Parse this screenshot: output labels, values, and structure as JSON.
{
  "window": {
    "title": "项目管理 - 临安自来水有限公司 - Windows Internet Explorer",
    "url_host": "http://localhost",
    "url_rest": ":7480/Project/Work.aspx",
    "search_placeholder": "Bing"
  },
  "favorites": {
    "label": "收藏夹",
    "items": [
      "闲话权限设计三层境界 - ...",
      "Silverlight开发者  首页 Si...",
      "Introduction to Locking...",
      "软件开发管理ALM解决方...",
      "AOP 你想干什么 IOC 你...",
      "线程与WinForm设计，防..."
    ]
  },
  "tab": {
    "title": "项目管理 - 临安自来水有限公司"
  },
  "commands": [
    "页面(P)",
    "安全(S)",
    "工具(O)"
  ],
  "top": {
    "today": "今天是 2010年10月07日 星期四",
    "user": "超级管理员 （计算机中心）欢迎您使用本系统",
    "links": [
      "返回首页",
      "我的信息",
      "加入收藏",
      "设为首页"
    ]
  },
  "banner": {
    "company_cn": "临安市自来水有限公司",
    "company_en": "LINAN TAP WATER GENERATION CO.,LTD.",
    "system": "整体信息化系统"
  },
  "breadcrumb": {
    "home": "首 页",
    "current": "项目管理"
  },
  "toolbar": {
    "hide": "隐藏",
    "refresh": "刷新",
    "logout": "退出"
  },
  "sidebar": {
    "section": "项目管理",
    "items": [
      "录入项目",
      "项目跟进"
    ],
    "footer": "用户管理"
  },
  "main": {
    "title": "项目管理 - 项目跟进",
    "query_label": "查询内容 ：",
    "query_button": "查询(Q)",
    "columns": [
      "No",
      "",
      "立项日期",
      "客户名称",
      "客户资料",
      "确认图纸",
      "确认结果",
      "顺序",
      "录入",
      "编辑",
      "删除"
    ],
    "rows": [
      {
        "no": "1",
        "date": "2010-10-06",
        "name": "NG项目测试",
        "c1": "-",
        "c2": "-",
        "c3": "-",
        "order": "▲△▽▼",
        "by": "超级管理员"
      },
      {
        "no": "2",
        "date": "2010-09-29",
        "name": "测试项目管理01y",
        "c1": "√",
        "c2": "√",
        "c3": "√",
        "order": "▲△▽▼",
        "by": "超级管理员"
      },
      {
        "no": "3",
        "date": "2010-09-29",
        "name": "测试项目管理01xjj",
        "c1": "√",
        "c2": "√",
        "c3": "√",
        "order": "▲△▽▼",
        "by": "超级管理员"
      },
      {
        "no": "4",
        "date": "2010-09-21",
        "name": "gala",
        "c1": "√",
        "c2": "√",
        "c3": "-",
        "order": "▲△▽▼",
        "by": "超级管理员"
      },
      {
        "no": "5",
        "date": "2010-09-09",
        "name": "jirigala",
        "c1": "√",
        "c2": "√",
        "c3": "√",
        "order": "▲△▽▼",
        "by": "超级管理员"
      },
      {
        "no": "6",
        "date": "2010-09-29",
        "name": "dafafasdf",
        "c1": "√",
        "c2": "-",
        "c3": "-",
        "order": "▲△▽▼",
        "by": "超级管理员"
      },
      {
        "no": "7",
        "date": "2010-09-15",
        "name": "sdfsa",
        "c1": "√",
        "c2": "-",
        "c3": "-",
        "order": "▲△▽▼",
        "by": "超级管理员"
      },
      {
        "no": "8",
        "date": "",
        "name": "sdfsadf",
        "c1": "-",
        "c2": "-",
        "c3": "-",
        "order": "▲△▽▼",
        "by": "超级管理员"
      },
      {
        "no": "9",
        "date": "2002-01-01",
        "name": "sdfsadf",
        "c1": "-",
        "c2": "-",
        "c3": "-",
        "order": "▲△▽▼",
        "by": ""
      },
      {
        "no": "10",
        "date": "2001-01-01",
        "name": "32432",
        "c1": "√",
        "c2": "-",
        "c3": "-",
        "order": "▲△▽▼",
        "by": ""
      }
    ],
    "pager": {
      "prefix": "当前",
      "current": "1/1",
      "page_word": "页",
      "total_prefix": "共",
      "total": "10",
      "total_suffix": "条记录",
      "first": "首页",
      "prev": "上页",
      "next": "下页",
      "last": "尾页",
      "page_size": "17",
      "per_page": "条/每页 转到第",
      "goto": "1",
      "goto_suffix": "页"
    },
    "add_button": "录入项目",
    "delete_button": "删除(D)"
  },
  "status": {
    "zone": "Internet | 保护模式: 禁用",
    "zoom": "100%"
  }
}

*Work to complete:* Take the material above and return all of it exactly.

*Output of the exercise:*
Parse this screenshot: output labels, values, and structure as JSON.
{
  "window": {
    "title": "项目管理 - 临安自来水有限公司 - Windows Internet Explorer",
    "url_host": "http://localhost",
    "url_rest": ":7480/Project/Work.aspx",
    "search_placeholder": "Bing"
  },
  "favorites": {
    "label": "收藏夹",
    "items": [
      "闲话权限设计三层境界 - ...",
      "Silverlight开发者  首页 Si...",
      "Introduction to Locking...",
      "软件开发管理ALM解决方...",
      "AOP 你想干什么 IOC 你...",
      "线程与WinForm设计，防..."
    ]
  },
  "tab": {
    "title": "项目管理 - 临安自来水有限公司"
  },
  "commands": [
    "页面(P)",
    "安全(S)",
    "工具(O)"
  ],
  "top": {
    "today": "今天是 2010年10月07日 星期四",
    "user": "超级管理员 （计算机中心）欢迎您使用本系统",
    "links": [
      "返回首页",
      "我的信息",
      "加入收藏",
      "设为首页"
    ]
  },
  "banner": {
    "company_cn": "临安市自来水有限公司",
    "company_en": "LINAN TAP WATER GENERATION CO.,LTD.",
    "system": "整体信息化系统"
  },
  "breadcrumb": {
    "home": "首 页",
    "current": "项目管理"
  },
  "toolbar": {
    "hide": "隐藏",
    "refresh": "刷新",
    "logout": "退出"
  },
  "sidebar": {
    "section": "项目管理",
    "items": [
      "录入项目",
      "项目跟进"
    ],
    "footer": "用户管理"
  },
  "main": {
    "title": "项目管理 - 项目跟进",
    "query_label": "查询内容 ：",
    "query_button": "查询(Q)",
    "columns": [
      "No",
      "",
      "立项日期",
      "客户名称",
      "客户资料",
      "确认图纸",
      "确认结果",
      "顺序",
      "录入",
      "编辑",
      "删除"
    ],
    "rows": [
      {
        "no": "1",
        "date": "2010-10-06",
        "name": "NG项目测试",
        "c1": "-",
        "c2": "-",
        "c3": "-",
        "order": "▲△▽▼",
        "by": "超级管理员"
      },
      {
        "no": "2",
        "date": "2010-09-29",
        "name": "测试项目管理01y",
        "c1": "√",
        "c2": "√",
        "c3": "√",
        "order": "▲△▽▼",
        "by": "超级管理员"
      },
      {
        "no": "3",
        "date": "2010-09-29",
        "name": "测试项目管理01xjj",
        "c1": "√",
        "c2": "√",
        "c3": "√",
        "order": "▲△▽▼",
        "by": "超级管理员"
      },
      {
        "no": "4",
        "date": "2010-09-21",
        "name": "gala",
        "c1": "√",
        "c2": "√",
        "c3": "-",
        "order": "▲△▽▼",
        "by": "超级管理员"
      },
      {
        "no": "5",
        "date": "2010-09-09",
        "name": "jirigala",
        "c1": "√",
        "c2": "√",
        "c3": "√",
        "order": "▲△▽▼",
        "by": "超级管理员"
      },
      {
        "no": "6",
        "date": "2010-09-29",
        "name": "dafafasdf",
        "c1": "√",
        "c2": "-",
        "c3": "-",
        "order": "▲△▽▼",
        "by": "超级管理员"
      },
      {
        "no": "7",
        "date": "2010-09-15",
        "name": "sdfsa",
        "c1": "√",
        "c2": "-",
        "c3": "-",
        "order": "▲△▽▼",
        "by": "超级管理员"
      },
      {
        "no": "8",
        "date": "",
        "name": "sdfsadf",
        "c1": "-",
        "c2": "-",
        "c3": "-",
        "order": "▲△▽▼",
        "by": "超级管理员"
      },
      {
        "no": "9",
        "date": "2002-01-01",
        "name": "sdfsadf",
        "c1": "-",
        "c2": "-",
        "c3": "-",
        "order": "▲△▽▼",
        "by": ""
      },
      {
        "no": "10",
        "date": "2001-01-01",
        "name": "32432",
        "c1": "√",
        "c2": "-",
        "c3": "-",
        "order": "▲△▽▼",
        "by": ""
      }
    ],
    "pager": {
      "prefix": "当前",
      "current": "1/1",
      "page_word": "页",
      "total_prefix": "共",
      "total": "10",
      "total_suffix": "条记录",
      "first": "首页",
      "prev": "上页",
      "next": "下页",
      "last": "尾页",
      "page_size": "17",
      "per_page": "条/每页 转到第",
      "goto": "1",
      "goto_suffix": "页"
    },
    "add_button": "录入项目",
    "delete_button": "删除(D)"
  },
  "status": {
    "zone": "Internet | 保护模式: 禁用",
    "zoom": "100%"
  }
}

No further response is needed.